>> START Excerpted text

Elder Signs Press
- Founded: 2003
- Country of origin: United States
- Headquarters location: Lake Orion, Michigan
- Distribution: Independent Publishers Group
- Publication types: Books
- Fiction genres: Horror, science fiction, and fantasy
- Imprints: Dimension Books
- Official website: www.eldersignspress.com

= Elder Signs Press =

American book publisher

Elder Signs Press, Inc ( ESP) is a Michigan-based book publisher distributed through the Independent Publishers Group. It specializes in horror, science fiction, and fantasy titles.

==History==
ESP was founded in 2003 by William Jones, a gamer and Lovecraftian horror enthusiast. Its initial publications were issues of the Call of Cthulhu fanzine Book of Dark Wisdom. The magazine's format was changed with the third issue to focus on horror fiction and poetry. Eleven issues were published before the magazine was converted to an annual book anthology in 2009.

As a book publisher, ESP is primarily a self-publishing venture for Jones, who has written several novels and edited numerous anthologies released under the imprint. However, the company does publish books and anthologies from other authors and editors. Its first book was Stanley C. Sargent’s Ancient Exhumations +2, a collection of Lovecraftian short fiction published in 2004. The company is best known as a publisher of Cthulhu Mythos material, but it has also published work in genres such as cyberpunk and apocalyptic survival horror. Editors involved with the company included Deborah Robbins and Charles P. Zaglanis.

>> END Excerpted text
>> START Data extract

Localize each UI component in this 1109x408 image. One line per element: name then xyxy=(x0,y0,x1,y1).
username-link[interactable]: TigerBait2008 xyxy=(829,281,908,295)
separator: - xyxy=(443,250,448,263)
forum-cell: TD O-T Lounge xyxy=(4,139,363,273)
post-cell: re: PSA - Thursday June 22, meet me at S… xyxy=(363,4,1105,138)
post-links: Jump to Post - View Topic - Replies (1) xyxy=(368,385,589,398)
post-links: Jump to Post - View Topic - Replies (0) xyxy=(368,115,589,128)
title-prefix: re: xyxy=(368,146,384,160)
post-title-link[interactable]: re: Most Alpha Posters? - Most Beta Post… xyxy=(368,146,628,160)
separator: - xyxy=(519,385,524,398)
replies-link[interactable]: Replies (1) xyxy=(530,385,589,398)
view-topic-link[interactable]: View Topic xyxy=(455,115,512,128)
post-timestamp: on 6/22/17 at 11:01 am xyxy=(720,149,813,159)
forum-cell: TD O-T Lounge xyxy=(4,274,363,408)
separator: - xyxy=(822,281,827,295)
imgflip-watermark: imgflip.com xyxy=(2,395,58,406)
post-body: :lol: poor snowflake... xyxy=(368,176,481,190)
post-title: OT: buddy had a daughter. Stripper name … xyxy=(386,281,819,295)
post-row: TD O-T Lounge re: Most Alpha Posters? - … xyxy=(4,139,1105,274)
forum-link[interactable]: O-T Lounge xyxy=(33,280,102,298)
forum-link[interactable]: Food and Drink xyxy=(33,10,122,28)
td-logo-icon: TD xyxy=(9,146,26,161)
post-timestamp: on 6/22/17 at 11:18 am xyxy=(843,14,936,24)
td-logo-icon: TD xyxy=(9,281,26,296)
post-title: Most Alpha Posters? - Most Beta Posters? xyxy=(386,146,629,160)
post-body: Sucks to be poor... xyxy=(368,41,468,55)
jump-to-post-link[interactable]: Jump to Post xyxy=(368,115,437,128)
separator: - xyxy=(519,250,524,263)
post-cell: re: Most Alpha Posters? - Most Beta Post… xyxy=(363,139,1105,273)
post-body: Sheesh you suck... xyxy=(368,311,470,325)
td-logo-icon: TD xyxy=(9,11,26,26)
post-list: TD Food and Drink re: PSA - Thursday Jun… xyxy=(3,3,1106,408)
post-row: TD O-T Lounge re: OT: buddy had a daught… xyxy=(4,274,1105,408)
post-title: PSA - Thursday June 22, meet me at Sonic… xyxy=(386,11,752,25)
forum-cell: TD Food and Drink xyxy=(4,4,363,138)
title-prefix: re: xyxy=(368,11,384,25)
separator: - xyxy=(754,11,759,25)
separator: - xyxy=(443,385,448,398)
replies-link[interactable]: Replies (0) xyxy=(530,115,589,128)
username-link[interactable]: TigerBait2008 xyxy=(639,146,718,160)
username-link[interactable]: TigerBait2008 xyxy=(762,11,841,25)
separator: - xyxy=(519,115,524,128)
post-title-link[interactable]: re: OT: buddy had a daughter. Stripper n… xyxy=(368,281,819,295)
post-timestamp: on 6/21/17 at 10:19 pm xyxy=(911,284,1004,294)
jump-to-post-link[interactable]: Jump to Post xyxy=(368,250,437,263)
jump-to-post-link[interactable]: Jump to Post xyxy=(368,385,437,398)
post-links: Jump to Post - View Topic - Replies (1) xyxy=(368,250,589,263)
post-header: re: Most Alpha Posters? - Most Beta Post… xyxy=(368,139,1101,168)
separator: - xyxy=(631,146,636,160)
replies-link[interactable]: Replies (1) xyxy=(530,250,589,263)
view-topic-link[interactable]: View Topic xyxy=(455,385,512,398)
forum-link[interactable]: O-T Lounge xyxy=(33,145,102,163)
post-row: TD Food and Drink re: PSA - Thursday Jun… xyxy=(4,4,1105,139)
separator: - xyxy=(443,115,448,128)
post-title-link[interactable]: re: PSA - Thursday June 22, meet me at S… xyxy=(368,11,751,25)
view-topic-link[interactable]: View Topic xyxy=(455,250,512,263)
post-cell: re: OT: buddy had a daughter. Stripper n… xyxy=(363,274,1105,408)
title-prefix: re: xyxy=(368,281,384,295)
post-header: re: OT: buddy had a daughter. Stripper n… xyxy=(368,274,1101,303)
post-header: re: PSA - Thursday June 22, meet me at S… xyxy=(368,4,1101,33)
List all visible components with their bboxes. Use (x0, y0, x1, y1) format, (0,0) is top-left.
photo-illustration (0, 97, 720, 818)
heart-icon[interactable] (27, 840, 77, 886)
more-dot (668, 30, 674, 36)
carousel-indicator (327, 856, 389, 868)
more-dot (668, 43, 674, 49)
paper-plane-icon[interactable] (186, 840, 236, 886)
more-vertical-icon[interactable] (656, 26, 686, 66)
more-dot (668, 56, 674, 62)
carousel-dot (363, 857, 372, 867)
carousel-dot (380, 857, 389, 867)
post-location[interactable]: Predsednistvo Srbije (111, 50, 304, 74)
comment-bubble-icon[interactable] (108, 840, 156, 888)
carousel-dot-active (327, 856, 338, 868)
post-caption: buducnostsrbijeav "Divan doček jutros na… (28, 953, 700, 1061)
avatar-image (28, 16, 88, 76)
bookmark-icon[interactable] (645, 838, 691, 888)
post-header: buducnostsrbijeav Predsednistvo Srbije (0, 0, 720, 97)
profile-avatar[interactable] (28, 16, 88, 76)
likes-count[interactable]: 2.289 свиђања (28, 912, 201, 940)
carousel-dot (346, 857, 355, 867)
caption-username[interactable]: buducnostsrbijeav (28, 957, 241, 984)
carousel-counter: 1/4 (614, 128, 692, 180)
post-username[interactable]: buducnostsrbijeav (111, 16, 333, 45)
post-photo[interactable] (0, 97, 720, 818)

>> END Data extract

Exercise: Copy out the entire text about Elder Signs Press word for word. The material has no connection to the text about Elder Signs Press.

Answer to this exercise:
Elder Signs Press
- Founded: 2003
- Country of origin: United States
- Headquarters location: Lake Orion, Michigan
- Distribution: Independent Publishers Group
- Publication types: Books
- Fiction genres: Horror, science fiction, and fantasy
- Imprints: Dimension Books
- Official website: www.eldersignspress.com

= Elder Signs Press =

American book publisher

Elder Signs Press, Inc ( ESP) is a Michigan-based book publisher distributed through the Independent Publishers Group. It specializes in horror, science fiction, and fantasy titles.

==History==
ESP was founded in 2003 by William Jones, a gamer and Lovecraftian horror enthusiast. Its initial publications were issues of the Call of Cthulhu fanzine Book of Dark Wisdom. The magazine's format was changed with the third issue to focus on horror fiction and poetry. Eleven issues were published before the magazine was converted to an annual book anthology in 2009.

As a book publisher, ESP is primarily a self-publishing venture for Jones, who has written several novels and edited numerous anthologies released under the imprint. However, the company does publish books and anthologies from other authors and editors. Its first book was Stanley C. Sargent’s Ancient Exhumations +2, a collection of Lovecraftian short fiction published in 2004. The company is best known as a publisher of Cthulhu Mythos material, but it has also published work in genres such as cyberpunk and apocalyptic survival horror. Editors involved with the company included Deborah Robbins and Charles P. Zaglanis.